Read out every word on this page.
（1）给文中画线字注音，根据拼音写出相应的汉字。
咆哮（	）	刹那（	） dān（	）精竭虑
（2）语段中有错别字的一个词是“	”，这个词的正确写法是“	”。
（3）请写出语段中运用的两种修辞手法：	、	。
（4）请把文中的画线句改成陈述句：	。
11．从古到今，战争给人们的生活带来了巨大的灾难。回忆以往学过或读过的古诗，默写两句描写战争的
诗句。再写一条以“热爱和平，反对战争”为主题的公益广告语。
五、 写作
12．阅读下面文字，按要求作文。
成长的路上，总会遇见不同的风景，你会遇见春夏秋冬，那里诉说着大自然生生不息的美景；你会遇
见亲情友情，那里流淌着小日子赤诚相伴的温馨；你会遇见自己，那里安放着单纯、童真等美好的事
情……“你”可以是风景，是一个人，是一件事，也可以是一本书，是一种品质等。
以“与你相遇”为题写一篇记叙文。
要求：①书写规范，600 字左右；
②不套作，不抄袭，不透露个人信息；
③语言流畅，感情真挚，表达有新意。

## [TASK DETAILS]
Return the entries in full, keeping every line exactly as it is.

## [EXERCISE OUTPUT]
Read out every word on this page.
（1）给文中画线字注音，根据拼音写出相应的汉字。
咆哮（	）	刹那（	） dān（	）精竭虑
（2）语段中有错别字的一个词是“	”，这个词的正确写法是“	”。
（3）请写出语段中运用的两种修辞手法：	、	。
（4）请把文中的画线句改成陈述句：	。
11．从古到今，战争给人们的生活带来了巨大的灾难。回忆以往学过或读过的古诗，默写两句描写战争的
诗句。再写一条以“热爱和平，反对战争”为主题的公益广告语。
五、 写作
12．阅读下面文字，按要求作文。
成长的路上，总会遇见不同的风景，你会遇见春夏秋冬，那里诉说着大自然生生不息的美景；你会遇
见亲情友情，那里流淌着小日子赤诚相伴的温馨；你会遇见自己，那里安放着单纯、童真等美好的事
情……“你”可以是风景，是一个人，是一件事，也可以是一本书，是一种品质等。
以“与你相遇”为题写一篇记叙文。
要求：①书写规范，600 字左右；
②不套作，不抄袭，不透露个人信息；
③语言流畅，感情真挚，表达有新意。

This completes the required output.